-- start of Stored records --

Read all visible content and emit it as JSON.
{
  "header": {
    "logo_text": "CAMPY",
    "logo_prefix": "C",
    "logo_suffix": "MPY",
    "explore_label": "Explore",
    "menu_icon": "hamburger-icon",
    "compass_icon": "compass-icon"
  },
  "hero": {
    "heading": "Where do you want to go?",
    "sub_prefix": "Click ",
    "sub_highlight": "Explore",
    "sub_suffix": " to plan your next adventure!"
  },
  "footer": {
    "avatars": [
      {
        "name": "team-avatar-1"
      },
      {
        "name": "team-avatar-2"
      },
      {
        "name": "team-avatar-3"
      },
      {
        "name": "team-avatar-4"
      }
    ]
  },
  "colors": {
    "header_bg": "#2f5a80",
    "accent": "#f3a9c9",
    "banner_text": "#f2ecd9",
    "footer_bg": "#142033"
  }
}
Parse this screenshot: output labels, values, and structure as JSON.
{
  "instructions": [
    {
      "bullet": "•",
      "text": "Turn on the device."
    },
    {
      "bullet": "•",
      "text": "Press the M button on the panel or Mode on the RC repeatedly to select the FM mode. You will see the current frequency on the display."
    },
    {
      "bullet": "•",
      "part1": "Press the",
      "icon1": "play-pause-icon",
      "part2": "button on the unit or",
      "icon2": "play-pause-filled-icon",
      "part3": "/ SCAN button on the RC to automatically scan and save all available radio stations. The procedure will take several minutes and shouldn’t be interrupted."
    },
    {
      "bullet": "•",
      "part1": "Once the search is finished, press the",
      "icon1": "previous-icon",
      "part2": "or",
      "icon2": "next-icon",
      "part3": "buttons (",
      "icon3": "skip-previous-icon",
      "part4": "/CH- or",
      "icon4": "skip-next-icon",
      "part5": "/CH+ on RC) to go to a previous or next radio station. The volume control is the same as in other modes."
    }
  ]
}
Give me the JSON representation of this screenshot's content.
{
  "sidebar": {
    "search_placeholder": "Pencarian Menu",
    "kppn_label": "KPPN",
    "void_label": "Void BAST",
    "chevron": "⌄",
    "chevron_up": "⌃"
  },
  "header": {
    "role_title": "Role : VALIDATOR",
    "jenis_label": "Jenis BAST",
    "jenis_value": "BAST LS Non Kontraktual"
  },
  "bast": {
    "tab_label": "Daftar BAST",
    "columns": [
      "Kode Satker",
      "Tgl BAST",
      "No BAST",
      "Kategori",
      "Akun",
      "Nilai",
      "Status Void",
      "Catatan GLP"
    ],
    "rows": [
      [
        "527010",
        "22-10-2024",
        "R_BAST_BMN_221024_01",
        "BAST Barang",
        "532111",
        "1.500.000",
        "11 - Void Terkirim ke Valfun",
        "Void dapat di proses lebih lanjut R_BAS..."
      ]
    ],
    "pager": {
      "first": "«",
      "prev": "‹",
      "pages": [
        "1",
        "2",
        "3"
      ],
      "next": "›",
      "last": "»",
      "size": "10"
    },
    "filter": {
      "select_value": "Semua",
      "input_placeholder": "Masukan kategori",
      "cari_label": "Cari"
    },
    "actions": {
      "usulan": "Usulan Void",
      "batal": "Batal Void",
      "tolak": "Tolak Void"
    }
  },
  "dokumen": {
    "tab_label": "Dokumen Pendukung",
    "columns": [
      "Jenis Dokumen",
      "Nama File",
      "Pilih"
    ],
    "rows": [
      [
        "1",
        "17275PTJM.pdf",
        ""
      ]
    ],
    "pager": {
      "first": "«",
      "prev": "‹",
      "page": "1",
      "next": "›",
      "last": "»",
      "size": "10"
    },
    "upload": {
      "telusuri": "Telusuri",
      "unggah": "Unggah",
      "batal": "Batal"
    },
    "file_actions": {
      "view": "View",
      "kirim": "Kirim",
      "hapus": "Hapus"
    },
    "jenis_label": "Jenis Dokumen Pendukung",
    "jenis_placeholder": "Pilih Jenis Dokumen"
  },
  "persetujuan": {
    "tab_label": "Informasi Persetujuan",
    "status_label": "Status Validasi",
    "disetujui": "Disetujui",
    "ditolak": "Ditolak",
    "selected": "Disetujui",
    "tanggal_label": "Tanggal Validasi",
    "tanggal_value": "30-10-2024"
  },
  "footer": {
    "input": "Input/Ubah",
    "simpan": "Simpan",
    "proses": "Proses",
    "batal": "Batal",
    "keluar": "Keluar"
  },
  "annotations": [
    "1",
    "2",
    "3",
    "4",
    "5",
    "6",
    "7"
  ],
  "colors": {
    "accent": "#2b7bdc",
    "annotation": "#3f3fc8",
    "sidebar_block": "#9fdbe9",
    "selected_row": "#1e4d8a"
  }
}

-- end of Stored records --

Required work :: Using the listing, say how many lines include the word "Explore", and add nothing else.

Answer :: 2